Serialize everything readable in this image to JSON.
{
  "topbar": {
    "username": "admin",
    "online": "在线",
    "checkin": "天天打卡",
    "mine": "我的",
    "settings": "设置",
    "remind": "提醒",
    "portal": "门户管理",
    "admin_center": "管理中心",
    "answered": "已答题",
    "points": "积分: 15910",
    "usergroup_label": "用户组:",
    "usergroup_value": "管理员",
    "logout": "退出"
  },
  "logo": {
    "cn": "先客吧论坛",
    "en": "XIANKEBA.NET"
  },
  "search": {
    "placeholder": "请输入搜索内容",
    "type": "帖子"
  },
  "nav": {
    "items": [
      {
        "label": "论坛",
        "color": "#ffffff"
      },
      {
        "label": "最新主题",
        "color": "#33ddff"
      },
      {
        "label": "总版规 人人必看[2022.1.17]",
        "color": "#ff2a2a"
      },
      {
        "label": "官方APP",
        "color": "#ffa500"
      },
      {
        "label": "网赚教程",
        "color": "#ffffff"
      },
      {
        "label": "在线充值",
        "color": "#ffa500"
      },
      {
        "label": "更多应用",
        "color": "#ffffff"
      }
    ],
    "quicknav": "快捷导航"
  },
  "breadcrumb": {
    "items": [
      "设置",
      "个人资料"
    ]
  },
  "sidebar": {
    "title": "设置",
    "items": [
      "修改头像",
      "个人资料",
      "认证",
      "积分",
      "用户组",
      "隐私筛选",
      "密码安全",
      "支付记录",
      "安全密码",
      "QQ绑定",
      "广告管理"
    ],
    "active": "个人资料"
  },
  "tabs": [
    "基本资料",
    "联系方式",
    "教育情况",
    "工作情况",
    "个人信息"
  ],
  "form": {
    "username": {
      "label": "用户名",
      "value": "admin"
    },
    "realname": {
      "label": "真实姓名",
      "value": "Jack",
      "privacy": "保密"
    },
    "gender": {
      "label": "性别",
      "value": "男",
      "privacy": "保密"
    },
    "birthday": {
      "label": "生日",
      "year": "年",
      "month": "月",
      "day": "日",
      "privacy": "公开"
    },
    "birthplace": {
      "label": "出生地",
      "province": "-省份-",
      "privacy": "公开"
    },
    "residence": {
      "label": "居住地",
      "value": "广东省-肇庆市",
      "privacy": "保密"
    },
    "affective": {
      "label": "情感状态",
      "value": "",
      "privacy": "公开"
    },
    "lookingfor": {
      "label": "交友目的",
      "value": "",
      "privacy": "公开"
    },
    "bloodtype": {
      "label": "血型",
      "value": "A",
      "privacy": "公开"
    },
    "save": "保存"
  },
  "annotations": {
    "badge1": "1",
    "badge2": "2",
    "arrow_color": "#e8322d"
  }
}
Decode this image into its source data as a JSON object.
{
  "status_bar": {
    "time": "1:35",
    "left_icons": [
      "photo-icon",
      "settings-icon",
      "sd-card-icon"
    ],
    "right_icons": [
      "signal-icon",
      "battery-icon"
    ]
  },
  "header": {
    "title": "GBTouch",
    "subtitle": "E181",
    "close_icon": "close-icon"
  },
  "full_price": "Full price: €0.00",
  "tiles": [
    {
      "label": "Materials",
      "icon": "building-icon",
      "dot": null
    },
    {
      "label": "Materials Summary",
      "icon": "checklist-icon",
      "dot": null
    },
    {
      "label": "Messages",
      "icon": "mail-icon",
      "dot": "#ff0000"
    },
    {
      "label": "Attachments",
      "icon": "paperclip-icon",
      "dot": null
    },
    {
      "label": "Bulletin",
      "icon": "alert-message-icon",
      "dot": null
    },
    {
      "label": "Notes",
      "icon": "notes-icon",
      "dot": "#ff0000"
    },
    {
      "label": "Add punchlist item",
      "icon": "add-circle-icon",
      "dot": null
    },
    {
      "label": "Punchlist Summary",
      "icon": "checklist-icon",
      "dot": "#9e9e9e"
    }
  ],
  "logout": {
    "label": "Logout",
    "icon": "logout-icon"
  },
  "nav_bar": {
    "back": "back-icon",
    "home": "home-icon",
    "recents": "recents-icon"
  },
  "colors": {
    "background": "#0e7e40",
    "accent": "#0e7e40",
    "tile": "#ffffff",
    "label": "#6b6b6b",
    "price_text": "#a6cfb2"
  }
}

__TASK GOAL__.
Pull out and copy each line containing the string "Summary".

__RESULT BELOW__.
      "label": "Materials Summary",
      "label": "Punchlist Summary",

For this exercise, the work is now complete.